▶ [TASK STATEMENT] The listing below should be written out exactly; please include all of it.

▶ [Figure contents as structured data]
______________________________

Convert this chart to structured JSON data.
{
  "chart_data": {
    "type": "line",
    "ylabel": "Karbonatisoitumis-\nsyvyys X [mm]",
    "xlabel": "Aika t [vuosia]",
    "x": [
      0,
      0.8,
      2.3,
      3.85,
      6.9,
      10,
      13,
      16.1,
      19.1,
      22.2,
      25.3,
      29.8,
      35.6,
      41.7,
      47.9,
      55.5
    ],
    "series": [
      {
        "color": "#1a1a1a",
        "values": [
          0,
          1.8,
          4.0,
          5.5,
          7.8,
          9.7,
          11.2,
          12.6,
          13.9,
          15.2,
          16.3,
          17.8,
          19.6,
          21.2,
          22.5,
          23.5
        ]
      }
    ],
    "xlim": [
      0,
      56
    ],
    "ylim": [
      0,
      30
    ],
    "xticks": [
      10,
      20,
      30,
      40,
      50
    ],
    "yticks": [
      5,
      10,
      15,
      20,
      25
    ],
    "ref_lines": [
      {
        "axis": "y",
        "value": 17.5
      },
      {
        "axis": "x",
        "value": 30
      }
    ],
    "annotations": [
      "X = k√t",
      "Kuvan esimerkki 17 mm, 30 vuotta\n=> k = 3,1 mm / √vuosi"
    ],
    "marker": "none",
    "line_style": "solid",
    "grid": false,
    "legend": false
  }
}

______________________________

▶ [SOLUTION FOR THIS PROBLEM]
Convert this chart to structured JSON data.
{
  "chart_data": {
    "type": "line",
    "ylabel": "Karbonatisoitumis-\nsyvyys X [mm]",
    "xlabel": "Aika t [vuosia]",
    "x": [
      0,
      0.8,
      2.3,
      3.85,
      6.9,
      10,
      13,
      16.1,
      19.1,
      22.2,
      25.3,
      29.8,
      35.6,
      41.7,
      47.9,
      55.5
    ],
    "series": [
      {
        "color": "#1a1a1a",
        "values": [
          0,
          1.8,
          4.0,
          5.5,
          7.8,
          9.7,
          11.2,
          12.6,
          13.9,
          15.2,
          16.3,
          17.8,
          19.6,
          21.2,
          22.5,
          23.5
        ]
      }
    ],
    "xlim": [
      0,
      56
    ],
    "ylim": [
      0,
      30
    ],
    "xticks": [
      10,
      20,
      30,
      40,
      50
    ],
    "yticks": [
      5,
      10,
      15,
      20,
      25
    ],
    "ref_lines": [
      {
        "axis": "y",
        "value": 17.5
      },
      {
        "axis": "x",
        "value": 30
      }
    ],
    "annotations": [
      "X = k√t",
      "Kuvan esimerkki 17 mm, 30 vuotta\n=> k = 3,1 mm / √vuosi"
    ],
    "marker": "none",
    "line_style": "solid",
    "grid": false,
    "legend": false
  }
}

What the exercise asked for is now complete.